• ITEMS
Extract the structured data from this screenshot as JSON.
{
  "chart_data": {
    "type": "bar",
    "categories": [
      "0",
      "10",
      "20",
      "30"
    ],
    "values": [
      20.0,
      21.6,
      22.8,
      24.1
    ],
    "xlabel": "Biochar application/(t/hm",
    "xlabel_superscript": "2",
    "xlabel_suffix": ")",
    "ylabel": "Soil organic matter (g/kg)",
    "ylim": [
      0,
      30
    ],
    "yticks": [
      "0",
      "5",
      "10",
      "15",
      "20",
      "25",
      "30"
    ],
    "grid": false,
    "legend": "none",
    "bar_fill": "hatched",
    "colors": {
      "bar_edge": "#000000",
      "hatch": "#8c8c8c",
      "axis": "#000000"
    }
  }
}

• WORK TO BE COMPLETED
Output each record precisely as given.

• ANSWER
Extract the structured data from this screenshot as JSON.
{
  "chart_data": {
    "type": "bar",
    "categories": [
      "0",
      "10",
      "20",
      "30"
    ],
    "values": [
      20.0,
      21.6,
      22.8,
      24.1
    ],
    "xlabel": "Biochar application/(t/hm",
    "xlabel_superscript": "2",
    "xlabel_suffix": ")",
    "ylabel": "Soil organic matter (g/kg)",
    "ylim": [
      0,
      30
    ],
    "yticks": [
      "0",
      "5",
      "10",
      "15",
      "20",
      "25",
      "30"
    ],
    "grid": false,
    "legend": "none",
    "bar_fill": "hatched",
    "colors": {
      "bar_edge": "#000000",
      "hatch": "#8c8c8c",
      "axis": "#000000"
    }
  }
}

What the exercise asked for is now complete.